* What to do:
Extract every line from the records below that contains the word "ylabel".

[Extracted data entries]
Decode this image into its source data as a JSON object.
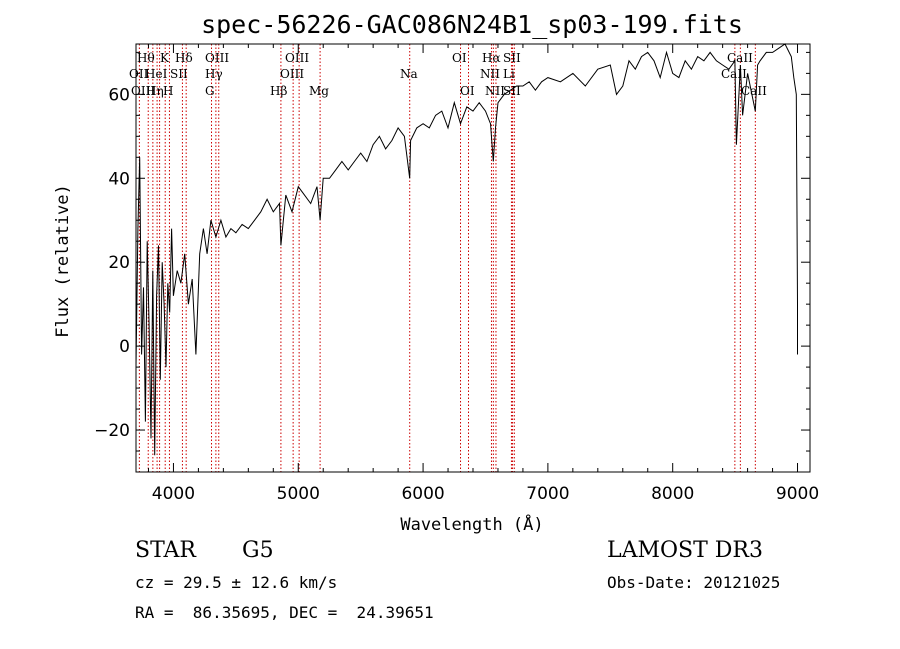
{
  "chart_data": {
    "type": "line",
    "title": "spec-56226-GAC086N24B1_sp03-199.fits",
    "xlabel": "Wavelength (Å)",
    "ylabel": "Flux (relative)",
    "xlim": [
      3700,
      9100
    ],
    "ylim": [
      -30,
      72
    ],
    "xticks": [
      4000,
      5000,
      6000,
      7000,
      8000,
      9000
    ],
    "yticks": [
      -20,
      0,
      20,
      40,
      60
    ],
    "series": [
      {
        "name": "flux",
        "x": [
          3700,
          3715,
          3730,
          3745,
          3760,
          3775,
          3790,
          3805,
          3820,
          3835,
          3850,
          3865,
          3880,
          3895,
          3910,
          3925,
          3940,
          3955,
          3970,
          3985,
          4000,
          4030,
          4060,
          4090,
          4120,
          4150,
          4180,
          4210,
          4240,
          4270,
          4300,
          4340,
          4380,
          4420,
          4460,
          4500,
          4550,
          4600,
          4650,
          4700,
          4750,
          4800,
          4850,
          4861,
          4900,
          4950,
          5000,
          5050,
          5100,
          5150,
          5175,
          5200,
          5250,
          5300,
          5350,
          5400,
          5450,
          5500,
          5550,
          5600,
          5650,
          5700,
          5750,
          5800,
          5850,
          5893,
          5900,
          5950,
          6000,
          6050,
          6100,
          6150,
          6200,
          6250,
          6300,
          6350,
          6400,
          6450,
          6500,
          6540,
          6563,
          6580,
          6600,
          6650,
          6700,
          6750,
          6800,
          6850,
          6900,
          6950,
          7000,
          7100,
          7200,
          7300,
          7400,
          7500,
          7550,
          7600,
          7650,
          7700,
          7750,
          7800,
          7850,
          7900,
          7950,
          8000,
          8050,
          8100,
          8150,
          8200,
          8250,
          8300,
          8350,
          8400,
          8450,
          8498,
          8510,
          8542,
          8560,
          8600,
          8662,
          8680,
          8700,
          8750,
          8800,
          8850,
          8900,
          8950,
          8970,
          8990,
          9000,
          9000
        ],
        "values": [
          -5,
          28,
          45,
          -2,
          14,
          -18,
          25,
          5,
          -22,
          18,
          -26,
          12,
          24,
          -8,
          20,
          10,
          -5,
          15,
          8,
          28,
          12,
          18,
          15,
          22,
          10,
          16,
          -2,
          22,
          28,
          22,
          30,
          26,
          30,
          26,
          28,
          27,
          29,
          28,
          30,
          32,
          35,
          32,
          34,
          24,
          36,
          32,
          38,
          36,
          34,
          38,
          30,
          40,
          40,
          42,
          44,
          42,
          44,
          46,
          44,
          48,
          50,
          47,
          49,
          52,
          50,
          40,
          49,
          52,
          53,
          52,
          55,
          56,
          52,
          58,
          53,
          57,
          56,
          58,
          56,
          53,
          44,
          52,
          58,
          60,
          61,
          62,
          62,
          63,
          61,
          63,
          64,
          63,
          65,
          62,
          66,
          67,
          60,
          62,
          68,
          66,
          69,
          70,
          68,
          64,
          70,
          65,
          64,
          68,
          66,
          69,
          68,
          70,
          68,
          67,
          66,
          68,
          48,
          67,
          55,
          65,
          56,
          67,
          68,
          70,
          70,
          71,
          72,
          69,
          64,
          60,
          10,
          -2
        ]
      }
    ],
    "lines": [
      {
        "name": "Hθ",
        "x": 3798
      },
      {
        "name": "OII",
        "x": 3727
      },
      {
        "name": "OIII",
        "x": 3869
      },
      {
        "name": "K",
        "x": 3934
      },
      {
        "name": "HeI",
        "x": 3889
      },
      {
        "name": "Hη",
        "x": 3835
      },
      {
        "name": "Hδ",
        "x": 4102
      },
      {
        "name": "SII",
        "x": 4072
      },
      {
        "name": "H",
        "x": 3968
      },
      {
        "name": "OIII",
        "x": 4363
      },
      {
        "name": "Hγ",
        "x": 4340
      },
      {
        "name": "G",
        "x": 4305
      },
      {
        "name": "OIII",
        "x": 5007
      },
      {
        "name": "OIII",
        "x": 4959
      },
      {
        "name": "Hβ",
        "x": 4861
      },
      {
        "name": "Mg",
        "x": 5175
      },
      {
        "name": "Na",
        "x": 5893
      },
      {
        "name": "OI",
        "x": 6300
      },
      {
        "name": "OI",
        "x": 6364
      },
      {
        "name": "Hα",
        "x": 6563
      },
      {
        "name": "NII",
        "x": 6548
      },
      {
        "name": "NII",
        "x": 6584
      },
      {
        "name": "SII",
        "x": 6717
      },
      {
        "name": "Li",
        "x": 6708
      },
      {
        "name": "SII",
        "x": 6731
      },
      {
        "name": "CaII",
        "x": 8542
      },
      {
        "name": "CaII",
        "x": 8498
      },
      {
        "name": "CaII",
        "x": 8662
      }
    ],
    "line_labels_text": {
      "row1": [
        "Hθ",
        "K",
        "Hδ",
        "OIII",
        "OIII",
        "OI",
        "Hα",
        "SII",
        "CaII"
      ],
      "row2": [
        "OII",
        "HeI",
        "SII",
        "Hγ",
        "OIII",
        "Na",
        "NII",
        "Li",
        "CaII"
      ],
      "row3": [
        "OIII",
        "Hη",
        "H",
        "G",
        "Hβ",
        "Mg",
        "OI",
        "NII",
        "SII",
        "CaII"
      ]
    }
  },
  "info": {
    "object_class": "STAR",
    "subclass": "G5",
    "survey": "LAMOST DR3",
    "cz": "cz = 29.5 ± 12.6 km/s",
    "obs_date": "Obs-Date: 20121025",
    "coords": "RA =  86.35695, DEC =  24.39651"
  },
  "colors": {
    "line_marker": "#cc0000",
    "spectrum": "#000000",
    "axes": "#000000"
  }
}
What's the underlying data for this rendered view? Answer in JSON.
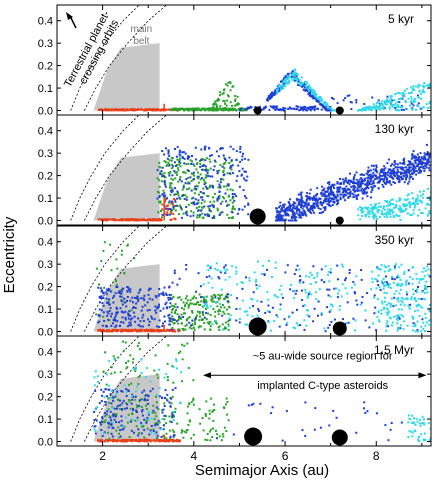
{
  "chart_data": {
    "type": "scatter",
    "xlabel": "Semimajor Axis (au)",
    "ylabel": "Eccentricity",
    "xlim": [
      1,
      9.2
    ],
    "ylim": [
      -0.02,
      0.47
    ],
    "x_ticks": [
      "2",
      "4",
      "6",
      "8"
    ],
    "x_tick_values": [
      2,
      4,
      6,
      8
    ],
    "y_ticks": [
      "0.0",
      "0.1",
      "0.2",
      "0.3",
      "0.4"
    ],
    "y_tick_values": [
      0,
      0.1,
      0.2,
      0.3,
      0.4
    ],
    "colors": {
      "red": "#e8401a",
      "green": "#2ca02c",
      "blue": "#1f3fd4",
      "cyan": "#30d8e8",
      "belt": "#c8c8c8"
    },
    "belt_label": [
      "main",
      "belt"
    ],
    "terrestrial_label": [
      "Terrestrial planet-",
      "crossing orbits"
    ],
    "source_region_label": [
      "~5 au-wide source region for",
      "implanted C-type asteroids"
    ],
    "source_region_range": [
      4.2,
      9.1
    ],
    "crossing_curves": [
      [
        [
          1.3,
          0.0
        ],
        [
          1.5,
          0.1
        ],
        [
          1.75,
          0.2
        ],
        [
          2.05,
          0.3
        ],
        [
          2.45,
          0.4
        ],
        [
          2.8,
          0.47
        ]
      ],
      [
        [
          1.6,
          0.0
        ],
        [
          1.85,
          0.1
        ],
        [
          2.15,
          0.2
        ],
        [
          2.55,
          0.3
        ],
        [
          3.0,
          0.4
        ],
        [
          3.4,
          0.47
        ]
      ]
    ],
    "belt_polygon": [
      [
        1.8,
        0.0
      ],
      [
        2.1,
        0.18
      ],
      [
        2.4,
        0.28
      ],
      [
        3.25,
        0.3
      ],
      [
        3.25,
        0.0
      ]
    ],
    "panels": [
      {
        "label": "5 kyr",
        "planets": [
          {
            "a": 5.4,
            "size": 4
          },
          {
            "a": 7.2,
            "size": 4
          }
        ],
        "max_label_e": 0.45
      },
      {
        "label": "130 kyr",
        "planets": [
          {
            "a": 5.4,
            "size": 8
          },
          {
            "a": 7.2,
            "size": 4
          }
        ],
        "max_label_e": 0.45
      },
      {
        "label": "350 kyr",
        "planets": [
          {
            "a": 5.4,
            "size": 9
          },
          {
            "a": 7.2,
            "size": 7
          }
        ],
        "max_label_e": 0.45
      },
      {
        "label": "1.5 Myr",
        "planets": [
          {
            "a": 5.3,
            "size": 9
          },
          {
            "a": 7.2,
            "size": 8
          }
        ],
        "max_label_e": 0.45
      }
    ],
    "series": [
      {
        "color": "red",
        "region": "a 1.8–3.7 au, e≈0.0"
      },
      {
        "color": "green",
        "region": "a 3.5–5.2 au"
      },
      {
        "color": "blue",
        "region": "a 4.5–9.2 au"
      },
      {
        "color": "cyan",
        "region": "a 6.5–9.2 au"
      }
    ]
  }
}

* Full answer:
    "ylabel": "Flux (relative)",
    "ylabel": "Eccentricity",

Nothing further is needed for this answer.